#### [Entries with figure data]
====

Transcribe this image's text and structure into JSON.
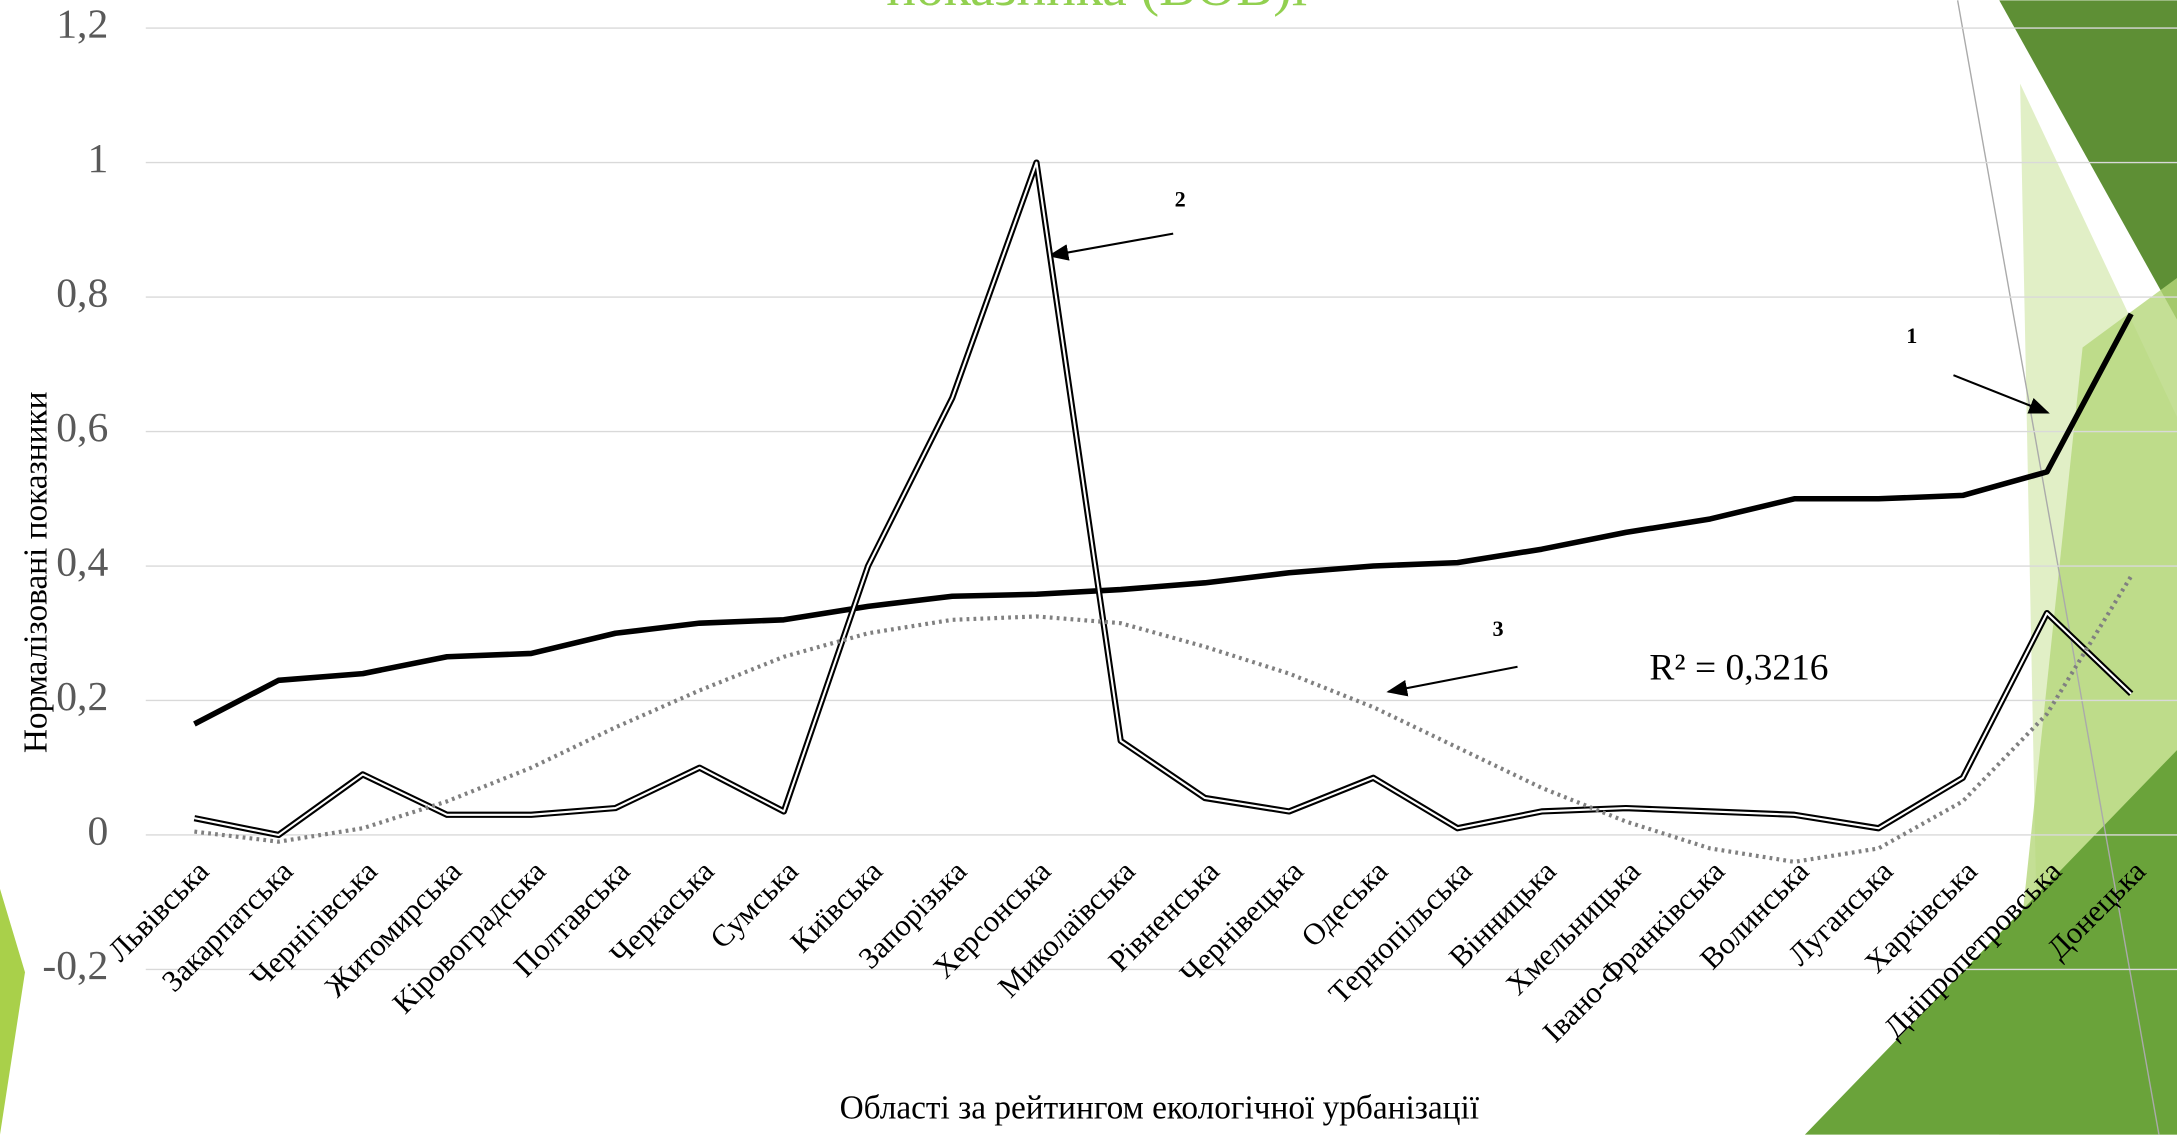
{
  "chart_data": {
    "type": "line",
    "title": "показника (ВОВ)i",
    "y_label": "Нормалізовані показники",
    "x_label": "Області за рейтингом екологічної урбанізації",
    "annotations": [
      "1",
      "2",
      "3",
      "R² = 0,3216"
    ],
    "categories": [
      "Львівська",
      "Закарпатська",
      "Чернігівська",
      "Житомирська",
      "Кіровоградська",
      "Полтавська",
      "Черкаська",
      "Сумська",
      "Київська",
      "Запорізька",
      "Херсонська",
      "Миколаївська",
      "Рівненська",
      "Чернівецька",
      "Одеська",
      "Тернопільська",
      "Вінницька",
      "Хмельницька",
      "Івано-Франківська",
      "Волинська",
      "Луганська",
      "Харківська",
      "Дніпропетровська",
      "Донецька"
    ],
    "series": [
      {
        "color": "#000000",
        "style": "solid",
        "values": [
          0.165,
          0.23,
          0.24,
          0.265,
          0.27,
          0.3,
          0.315,
          0.32,
          0.34,
          0.355,
          0.358,
          0.365,
          0.375,
          0.39,
          0.4,
          0.405,
          0.425,
          0.45,
          0.47,
          0.5,
          0.5,
          0.505,
          0.54,
          0.775
        ]
      },
      {
        "color": "#000000",
        "style": "double",
        "values": [
          0.025,
          0.0,
          0.09,
          0.03,
          0.03,
          0.04,
          0.1,
          0.035,
          0.4,
          0.65,
          1.0,
          0.14,
          0.055,
          0.035,
          0.085,
          0.01,
          0.035,
          0.04,
          0.035,
          0.03,
          0.01,
          0.085,
          0.33,
          0.21
        ]
      },
      {
        "color": "#808080",
        "style": "dotted",
        "values": [
          0.005,
          -0.01,
          0.01,
          0.05,
          0.1,
          0.16,
          0.215,
          0.265,
          0.3,
          0.32,
          0.325,
          0.315,
          0.28,
          0.24,
          0.19,
          0.13,
          0.07,
          0.02,
          -0.02,
          -0.04,
          -0.02,
          0.05,
          0.18,
          0.385
        ]
      }
    ],
    "ylim": [
      -0.2,
      1.2
    ],
    "yticks": [
      {
        "value": -0.2,
        "label": "-0,2"
      },
      0,
      {
        "value": 0.2,
        "label": "0,2"
      },
      {
        "value": 0.4,
        "label": "0,4"
      },
      {
        "value": 0.6,
        "label": "0,6"
      },
      {
        "value": 0.8,
        "label": "0,8"
      },
      1,
      {
        "value": 1.2,
        "label": "1,2"
      }
    ],
    "grid": true
  }
}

====

Only the number is wanted: how many lines in the preceding entries hold the string "style"?

#### [RESULT]
3